* _WRITTEN EXERCISE_
Find all lines in the records that include the word "panel", and copy them out.
** start **
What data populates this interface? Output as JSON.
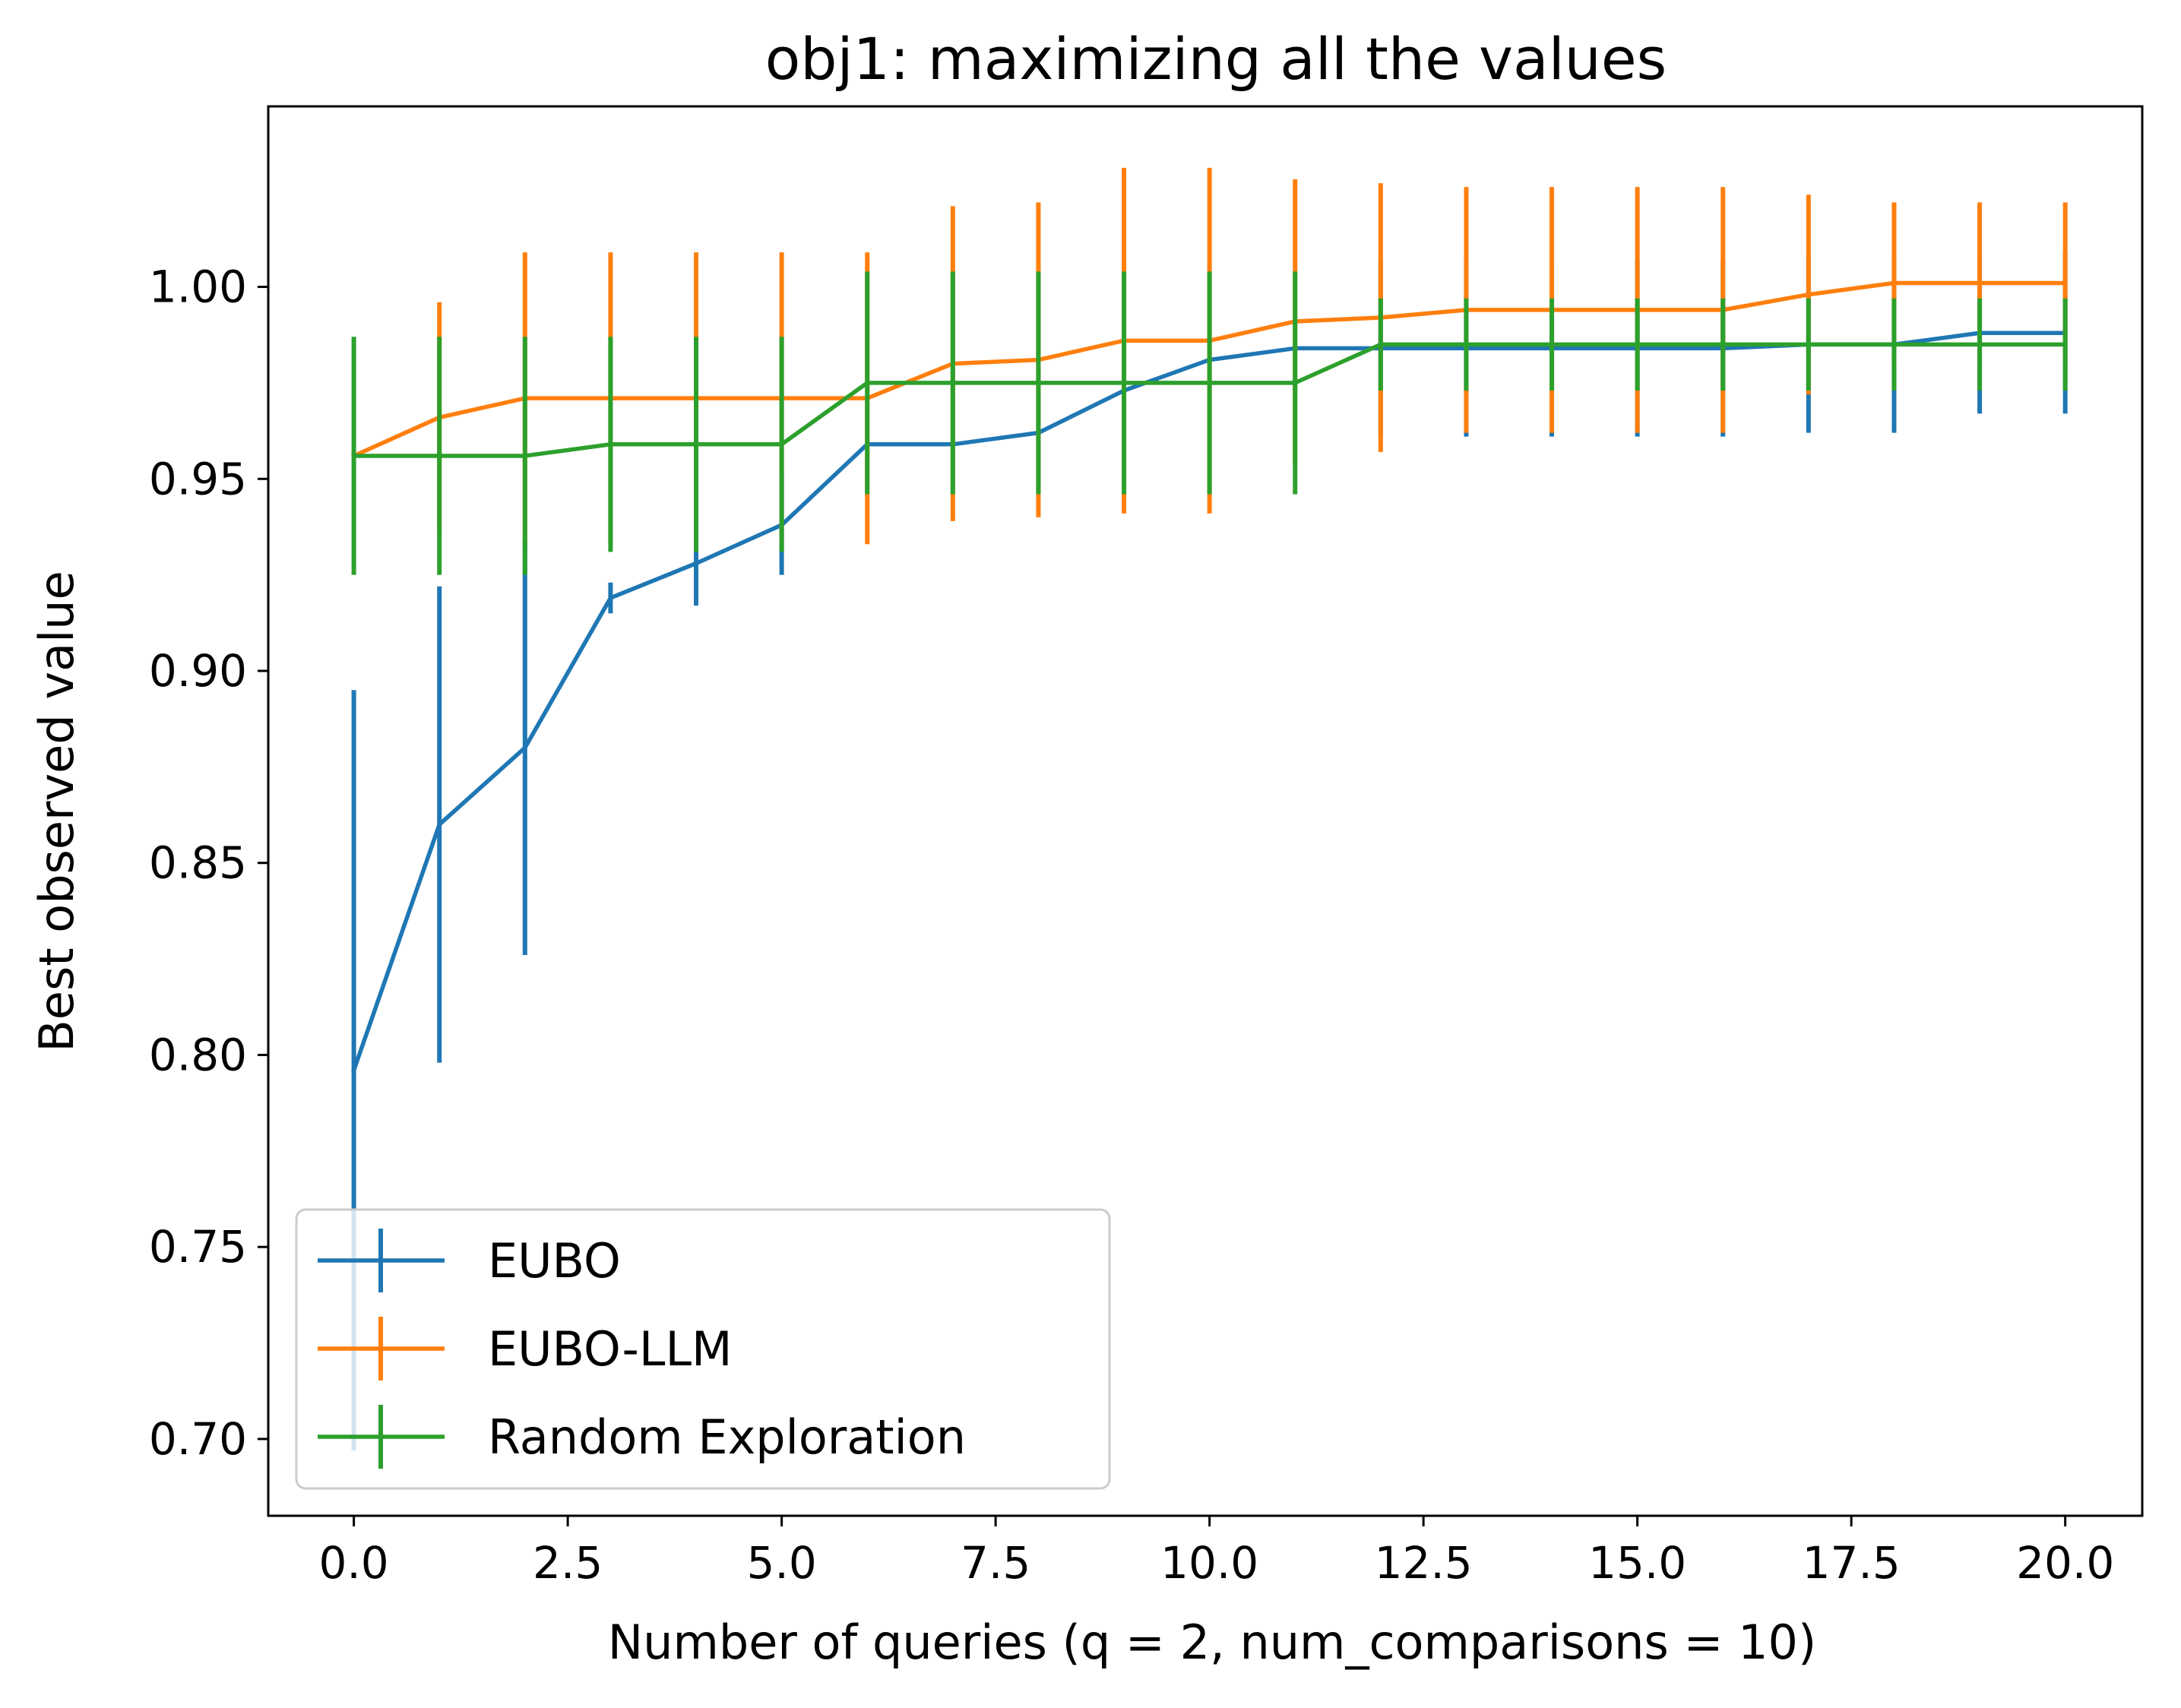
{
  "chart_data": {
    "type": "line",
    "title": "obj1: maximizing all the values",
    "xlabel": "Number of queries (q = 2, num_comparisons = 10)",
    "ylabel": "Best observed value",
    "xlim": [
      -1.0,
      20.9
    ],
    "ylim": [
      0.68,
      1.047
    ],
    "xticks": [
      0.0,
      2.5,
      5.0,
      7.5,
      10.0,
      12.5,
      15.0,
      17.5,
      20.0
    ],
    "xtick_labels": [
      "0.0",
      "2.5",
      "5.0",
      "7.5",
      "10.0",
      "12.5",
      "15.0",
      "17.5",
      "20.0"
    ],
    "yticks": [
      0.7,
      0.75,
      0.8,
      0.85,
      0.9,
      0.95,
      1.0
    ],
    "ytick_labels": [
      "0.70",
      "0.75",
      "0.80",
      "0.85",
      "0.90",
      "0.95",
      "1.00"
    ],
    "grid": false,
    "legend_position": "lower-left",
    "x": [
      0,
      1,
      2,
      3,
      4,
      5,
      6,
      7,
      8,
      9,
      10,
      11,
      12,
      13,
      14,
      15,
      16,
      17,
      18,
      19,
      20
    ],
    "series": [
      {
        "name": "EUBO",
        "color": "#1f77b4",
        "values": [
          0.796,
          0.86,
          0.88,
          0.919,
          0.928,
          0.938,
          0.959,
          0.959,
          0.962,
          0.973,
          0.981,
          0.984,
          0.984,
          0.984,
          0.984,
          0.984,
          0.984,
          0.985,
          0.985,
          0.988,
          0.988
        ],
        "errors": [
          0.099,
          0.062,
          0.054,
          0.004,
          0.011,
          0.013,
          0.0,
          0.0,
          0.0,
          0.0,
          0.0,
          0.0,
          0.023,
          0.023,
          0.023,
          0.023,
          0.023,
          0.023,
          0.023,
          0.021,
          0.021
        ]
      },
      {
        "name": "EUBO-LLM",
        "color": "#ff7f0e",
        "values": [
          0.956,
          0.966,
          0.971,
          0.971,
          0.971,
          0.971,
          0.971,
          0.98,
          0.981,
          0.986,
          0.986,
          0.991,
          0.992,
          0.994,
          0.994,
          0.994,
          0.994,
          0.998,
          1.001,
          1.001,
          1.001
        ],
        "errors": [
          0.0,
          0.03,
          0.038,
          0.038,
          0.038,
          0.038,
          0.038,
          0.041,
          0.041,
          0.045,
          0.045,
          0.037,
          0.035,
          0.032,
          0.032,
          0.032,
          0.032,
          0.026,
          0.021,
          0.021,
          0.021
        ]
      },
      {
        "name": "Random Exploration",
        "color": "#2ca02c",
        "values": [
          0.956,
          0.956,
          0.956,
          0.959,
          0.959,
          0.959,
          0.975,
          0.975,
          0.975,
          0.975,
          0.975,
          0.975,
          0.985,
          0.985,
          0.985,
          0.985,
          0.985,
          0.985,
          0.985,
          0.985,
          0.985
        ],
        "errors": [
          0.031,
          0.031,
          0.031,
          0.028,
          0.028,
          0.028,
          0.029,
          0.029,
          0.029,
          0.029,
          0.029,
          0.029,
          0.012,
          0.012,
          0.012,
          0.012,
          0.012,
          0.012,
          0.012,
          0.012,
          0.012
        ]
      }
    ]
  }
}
** end **
** start **
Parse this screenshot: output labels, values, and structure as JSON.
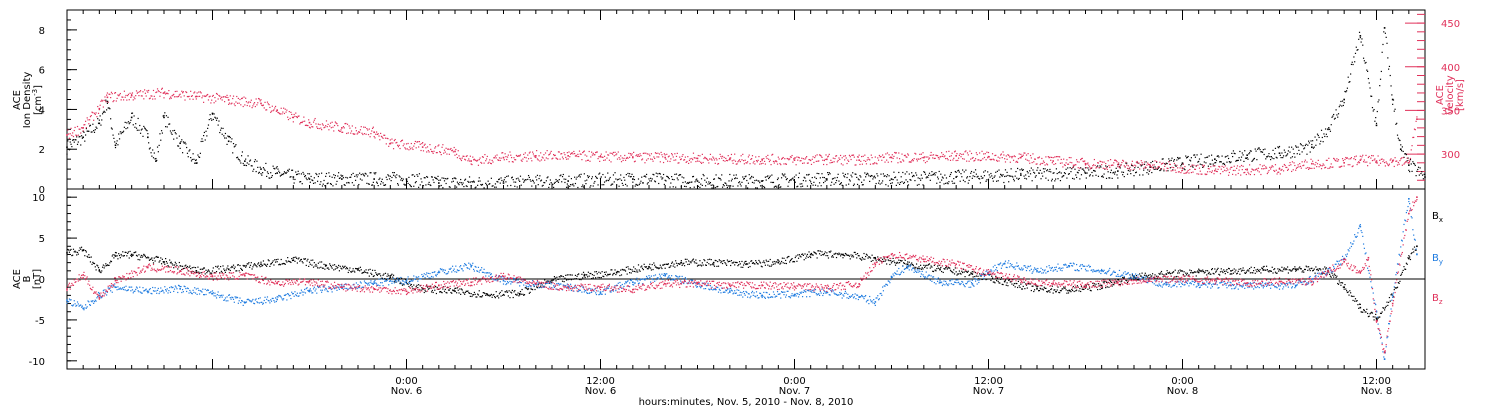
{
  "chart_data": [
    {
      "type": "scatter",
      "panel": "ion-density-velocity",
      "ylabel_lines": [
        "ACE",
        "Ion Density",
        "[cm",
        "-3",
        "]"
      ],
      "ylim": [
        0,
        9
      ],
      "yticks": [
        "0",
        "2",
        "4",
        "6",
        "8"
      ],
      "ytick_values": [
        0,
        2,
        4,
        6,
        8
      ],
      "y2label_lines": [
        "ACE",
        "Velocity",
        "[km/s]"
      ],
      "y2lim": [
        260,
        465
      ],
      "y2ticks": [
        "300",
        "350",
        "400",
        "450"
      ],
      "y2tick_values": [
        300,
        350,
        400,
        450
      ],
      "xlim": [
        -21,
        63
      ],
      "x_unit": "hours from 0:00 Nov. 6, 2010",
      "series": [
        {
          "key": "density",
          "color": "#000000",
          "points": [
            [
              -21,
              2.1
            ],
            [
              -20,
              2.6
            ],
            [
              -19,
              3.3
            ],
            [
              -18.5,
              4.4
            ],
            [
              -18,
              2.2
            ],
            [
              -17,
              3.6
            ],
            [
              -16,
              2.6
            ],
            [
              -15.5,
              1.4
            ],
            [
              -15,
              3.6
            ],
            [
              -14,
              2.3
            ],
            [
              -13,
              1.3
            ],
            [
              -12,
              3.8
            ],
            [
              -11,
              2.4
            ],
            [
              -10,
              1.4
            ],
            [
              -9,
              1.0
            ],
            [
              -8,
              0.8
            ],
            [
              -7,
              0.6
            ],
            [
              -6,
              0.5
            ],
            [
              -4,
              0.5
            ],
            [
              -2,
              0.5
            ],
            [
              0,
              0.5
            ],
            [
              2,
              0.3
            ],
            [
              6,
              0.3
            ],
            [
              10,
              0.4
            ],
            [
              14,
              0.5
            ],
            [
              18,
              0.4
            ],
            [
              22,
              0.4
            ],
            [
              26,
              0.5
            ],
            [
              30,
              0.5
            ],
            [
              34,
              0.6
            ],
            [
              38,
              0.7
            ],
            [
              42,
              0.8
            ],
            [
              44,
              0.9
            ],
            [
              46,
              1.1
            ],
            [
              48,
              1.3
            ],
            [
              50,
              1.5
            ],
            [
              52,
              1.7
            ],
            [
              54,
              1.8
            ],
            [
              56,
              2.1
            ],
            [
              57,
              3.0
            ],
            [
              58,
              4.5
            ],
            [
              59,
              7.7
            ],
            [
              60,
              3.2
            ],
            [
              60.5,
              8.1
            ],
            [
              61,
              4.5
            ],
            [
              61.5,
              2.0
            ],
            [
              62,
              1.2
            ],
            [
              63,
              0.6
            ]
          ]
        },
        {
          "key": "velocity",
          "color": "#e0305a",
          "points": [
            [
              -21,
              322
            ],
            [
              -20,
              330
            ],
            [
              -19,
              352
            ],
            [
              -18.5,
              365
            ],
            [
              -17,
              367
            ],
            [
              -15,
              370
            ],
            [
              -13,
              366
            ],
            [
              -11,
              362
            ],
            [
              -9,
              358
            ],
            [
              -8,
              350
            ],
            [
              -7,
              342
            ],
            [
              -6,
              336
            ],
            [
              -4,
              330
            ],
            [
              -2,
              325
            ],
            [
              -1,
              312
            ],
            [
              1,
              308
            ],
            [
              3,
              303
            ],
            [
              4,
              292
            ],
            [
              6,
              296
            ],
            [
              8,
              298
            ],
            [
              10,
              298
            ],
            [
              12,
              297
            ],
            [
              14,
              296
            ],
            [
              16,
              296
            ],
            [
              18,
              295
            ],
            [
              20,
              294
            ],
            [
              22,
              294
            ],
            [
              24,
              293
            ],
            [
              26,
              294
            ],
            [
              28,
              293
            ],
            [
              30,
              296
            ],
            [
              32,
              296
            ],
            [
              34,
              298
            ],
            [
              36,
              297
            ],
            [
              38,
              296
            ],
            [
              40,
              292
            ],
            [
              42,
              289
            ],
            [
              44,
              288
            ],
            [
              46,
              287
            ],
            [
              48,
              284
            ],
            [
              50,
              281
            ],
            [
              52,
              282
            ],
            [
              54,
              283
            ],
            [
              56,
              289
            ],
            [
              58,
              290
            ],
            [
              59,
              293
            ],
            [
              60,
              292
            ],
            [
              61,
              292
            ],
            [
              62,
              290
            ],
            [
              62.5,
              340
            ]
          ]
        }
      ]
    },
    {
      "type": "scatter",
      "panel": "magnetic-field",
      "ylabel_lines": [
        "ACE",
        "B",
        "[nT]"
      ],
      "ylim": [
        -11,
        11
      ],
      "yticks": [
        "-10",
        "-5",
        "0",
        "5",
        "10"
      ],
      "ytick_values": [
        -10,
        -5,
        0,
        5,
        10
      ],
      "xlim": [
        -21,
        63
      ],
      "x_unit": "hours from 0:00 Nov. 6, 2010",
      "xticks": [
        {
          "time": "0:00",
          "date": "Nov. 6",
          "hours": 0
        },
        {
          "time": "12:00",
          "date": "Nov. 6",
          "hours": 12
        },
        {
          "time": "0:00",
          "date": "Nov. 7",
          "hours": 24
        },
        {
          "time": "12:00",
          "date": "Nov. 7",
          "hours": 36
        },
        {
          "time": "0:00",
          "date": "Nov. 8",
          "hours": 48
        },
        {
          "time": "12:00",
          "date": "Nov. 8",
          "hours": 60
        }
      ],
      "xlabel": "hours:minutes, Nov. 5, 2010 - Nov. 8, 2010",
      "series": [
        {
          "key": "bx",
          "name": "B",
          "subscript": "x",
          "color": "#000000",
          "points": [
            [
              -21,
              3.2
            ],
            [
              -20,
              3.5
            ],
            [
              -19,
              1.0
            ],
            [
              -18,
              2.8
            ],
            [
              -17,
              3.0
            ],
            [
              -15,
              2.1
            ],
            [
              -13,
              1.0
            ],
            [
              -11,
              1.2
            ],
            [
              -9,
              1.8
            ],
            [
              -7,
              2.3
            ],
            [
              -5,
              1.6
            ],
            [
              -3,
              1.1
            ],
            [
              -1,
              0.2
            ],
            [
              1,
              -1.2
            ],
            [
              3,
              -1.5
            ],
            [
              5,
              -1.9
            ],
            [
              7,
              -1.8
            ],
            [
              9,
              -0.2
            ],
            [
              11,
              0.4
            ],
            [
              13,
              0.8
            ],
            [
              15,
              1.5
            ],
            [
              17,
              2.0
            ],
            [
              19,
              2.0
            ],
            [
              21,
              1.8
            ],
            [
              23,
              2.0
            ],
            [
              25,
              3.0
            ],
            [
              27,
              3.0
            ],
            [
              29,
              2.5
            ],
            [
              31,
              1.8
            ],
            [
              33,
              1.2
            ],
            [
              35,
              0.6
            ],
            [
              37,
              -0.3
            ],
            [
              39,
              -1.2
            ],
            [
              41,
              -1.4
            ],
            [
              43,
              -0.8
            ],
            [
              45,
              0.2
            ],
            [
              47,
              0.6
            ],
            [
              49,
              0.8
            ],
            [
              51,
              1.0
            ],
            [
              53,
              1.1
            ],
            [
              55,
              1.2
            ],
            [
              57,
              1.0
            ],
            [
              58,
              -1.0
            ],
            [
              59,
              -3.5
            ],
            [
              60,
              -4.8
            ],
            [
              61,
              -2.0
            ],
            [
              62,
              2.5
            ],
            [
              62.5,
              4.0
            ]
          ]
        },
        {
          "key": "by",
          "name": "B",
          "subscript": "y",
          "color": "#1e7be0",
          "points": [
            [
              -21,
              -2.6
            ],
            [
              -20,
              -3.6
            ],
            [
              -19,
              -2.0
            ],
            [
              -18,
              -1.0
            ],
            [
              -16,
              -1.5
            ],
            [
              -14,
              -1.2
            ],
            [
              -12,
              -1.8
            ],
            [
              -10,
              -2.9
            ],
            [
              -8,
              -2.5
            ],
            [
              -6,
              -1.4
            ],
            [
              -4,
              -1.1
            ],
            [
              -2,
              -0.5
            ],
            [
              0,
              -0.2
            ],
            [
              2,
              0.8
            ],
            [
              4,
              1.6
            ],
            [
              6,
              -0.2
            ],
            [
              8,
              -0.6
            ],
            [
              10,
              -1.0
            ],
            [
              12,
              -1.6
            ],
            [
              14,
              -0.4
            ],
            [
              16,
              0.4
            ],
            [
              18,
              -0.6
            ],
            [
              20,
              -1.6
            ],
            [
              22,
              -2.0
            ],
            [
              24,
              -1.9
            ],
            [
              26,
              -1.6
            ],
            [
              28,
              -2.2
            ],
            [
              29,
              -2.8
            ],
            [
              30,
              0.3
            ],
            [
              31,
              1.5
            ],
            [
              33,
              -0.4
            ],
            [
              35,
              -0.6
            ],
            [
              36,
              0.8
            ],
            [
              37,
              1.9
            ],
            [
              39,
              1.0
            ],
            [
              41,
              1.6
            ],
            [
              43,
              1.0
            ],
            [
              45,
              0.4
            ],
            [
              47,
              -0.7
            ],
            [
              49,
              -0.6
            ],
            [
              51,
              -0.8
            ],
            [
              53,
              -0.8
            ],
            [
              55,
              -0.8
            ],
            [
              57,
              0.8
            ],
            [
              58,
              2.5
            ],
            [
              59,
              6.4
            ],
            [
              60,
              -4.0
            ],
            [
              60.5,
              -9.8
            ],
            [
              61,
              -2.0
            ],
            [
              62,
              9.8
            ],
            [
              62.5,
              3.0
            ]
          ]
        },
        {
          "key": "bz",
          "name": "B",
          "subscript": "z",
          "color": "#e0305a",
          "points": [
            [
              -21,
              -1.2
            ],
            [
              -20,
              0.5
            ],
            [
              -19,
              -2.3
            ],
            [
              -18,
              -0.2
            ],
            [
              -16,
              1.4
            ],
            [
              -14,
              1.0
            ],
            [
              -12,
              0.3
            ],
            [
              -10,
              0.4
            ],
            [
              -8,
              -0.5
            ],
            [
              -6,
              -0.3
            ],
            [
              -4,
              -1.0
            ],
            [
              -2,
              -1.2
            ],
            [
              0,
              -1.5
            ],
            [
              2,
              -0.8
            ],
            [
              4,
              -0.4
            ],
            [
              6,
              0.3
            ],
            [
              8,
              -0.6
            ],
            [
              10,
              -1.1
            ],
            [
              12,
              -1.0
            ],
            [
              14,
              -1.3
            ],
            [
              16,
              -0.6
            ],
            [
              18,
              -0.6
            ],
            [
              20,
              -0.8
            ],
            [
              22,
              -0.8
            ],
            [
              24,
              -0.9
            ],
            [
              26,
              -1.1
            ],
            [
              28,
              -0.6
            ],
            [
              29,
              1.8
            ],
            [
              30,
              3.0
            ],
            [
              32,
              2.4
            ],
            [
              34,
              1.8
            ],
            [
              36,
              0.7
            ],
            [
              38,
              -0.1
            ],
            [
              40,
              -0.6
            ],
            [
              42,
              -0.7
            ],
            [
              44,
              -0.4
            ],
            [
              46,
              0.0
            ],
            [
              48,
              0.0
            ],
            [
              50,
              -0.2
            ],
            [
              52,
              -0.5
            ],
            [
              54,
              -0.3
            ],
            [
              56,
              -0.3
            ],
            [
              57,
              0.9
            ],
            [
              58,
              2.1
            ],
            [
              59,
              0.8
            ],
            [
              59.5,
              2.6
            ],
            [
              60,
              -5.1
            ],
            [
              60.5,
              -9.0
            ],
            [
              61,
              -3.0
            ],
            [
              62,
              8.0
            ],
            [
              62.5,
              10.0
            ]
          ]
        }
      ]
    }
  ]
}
** end **
* _THE REPLY_
      "panel": "ion-density-velocity",
      "panel": "magnetic-field",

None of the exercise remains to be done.